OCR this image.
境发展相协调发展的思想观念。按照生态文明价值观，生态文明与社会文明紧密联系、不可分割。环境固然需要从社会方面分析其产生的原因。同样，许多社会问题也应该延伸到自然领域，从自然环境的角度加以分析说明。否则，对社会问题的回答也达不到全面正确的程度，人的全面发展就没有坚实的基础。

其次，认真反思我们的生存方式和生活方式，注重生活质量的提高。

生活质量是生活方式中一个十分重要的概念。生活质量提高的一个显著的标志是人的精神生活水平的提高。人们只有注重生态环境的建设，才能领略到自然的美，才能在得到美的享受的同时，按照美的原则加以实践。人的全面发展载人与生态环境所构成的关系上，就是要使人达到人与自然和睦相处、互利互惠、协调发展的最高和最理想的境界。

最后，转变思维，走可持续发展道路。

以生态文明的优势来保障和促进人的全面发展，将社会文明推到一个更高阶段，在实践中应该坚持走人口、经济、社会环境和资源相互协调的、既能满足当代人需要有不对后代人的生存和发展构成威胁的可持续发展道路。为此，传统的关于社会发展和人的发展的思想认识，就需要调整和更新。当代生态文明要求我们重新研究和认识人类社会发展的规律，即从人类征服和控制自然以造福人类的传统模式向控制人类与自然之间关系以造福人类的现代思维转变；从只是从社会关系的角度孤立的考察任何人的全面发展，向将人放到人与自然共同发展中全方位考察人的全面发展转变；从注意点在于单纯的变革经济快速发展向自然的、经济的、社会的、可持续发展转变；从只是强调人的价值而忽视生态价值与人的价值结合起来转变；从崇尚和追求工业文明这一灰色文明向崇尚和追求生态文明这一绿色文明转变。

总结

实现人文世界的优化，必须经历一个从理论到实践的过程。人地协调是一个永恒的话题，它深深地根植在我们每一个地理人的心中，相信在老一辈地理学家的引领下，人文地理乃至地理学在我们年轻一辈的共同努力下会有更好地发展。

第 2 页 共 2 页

──────

--- What the exercise asks ---
Each entry is to be returned in full, character for character.

--- Result ---
OCR this image.
境发展相协调发展的思想观念。按照生态文明价值观，生态文明与社会文明紧密联系、不可分割。环境固然需要从社会方面分析其产生的原因。同样，许多社会问题也应该延伸到自然领域，从自然环境的角度加以分析说明。否则，对社会问题的回答也达不到全面正确的程度，人的全面发展就没有坚实的基础。

其次，认真反思我们的生存方式和生活方式，注重生活质量的提高。

生活质量是生活方式中一个十分重要的概念。生活质量提高的一个显著的标志是人的精神生活水平的提高。人们只有注重生态环境的建设，才能领略到自然的美，才能在得到美的享受的同时，按照美的原则加以实践。人的全面发展载人与生态环境所构成的关系上，就是要使人达到人与自然和睦相处、互利互惠、协调发展的最高和最理想的境界。

最后，转变思维，走可持续发展道路。

以生态文明的优势来保障和促进人的全面发展，将社会文明推到一个更高阶段，在实践中应该坚持走人口、经济、社会环境和资源相互协调的、既能满足当代人需要有不对后代人的生存和发展构成威胁的可持续发展道路。为此，传统的关于社会发展和人的发展的思想认识，就需要调整和更新。当代生态文明要求我们重新研究和认识人类社会发展的规律，即从人类征服和控制自然以造福人类的传统模式向控制人类与自然之间关系以造福人类的现代思维转变；从只是从社会关系的角度孤立的考察任何人的全面发展，向将人放到人与自然共同发展中全方位考察人的全面发展转变；从注意点在于单纯的变革经济快速发展向自然的、经济的、社会的、可持续发展转变；从只是强调人的价值而忽视生态价值与人的价值结合起来转变；从崇尚和追求工业文明这一灰色文明向崇尚和追求生态文明这一绿色文明转变。

总结

实现人文世界的优化，必须经历一个从理论到实践的过程。人地协调是一个永恒的话题，它深深地根植在我们每一个地理人的心中，相信在老一辈地理学家的引领下，人文地理乃至地理学在我们年轻一辈的共同努力下会有更好地发展。

第 2 页 共 2 页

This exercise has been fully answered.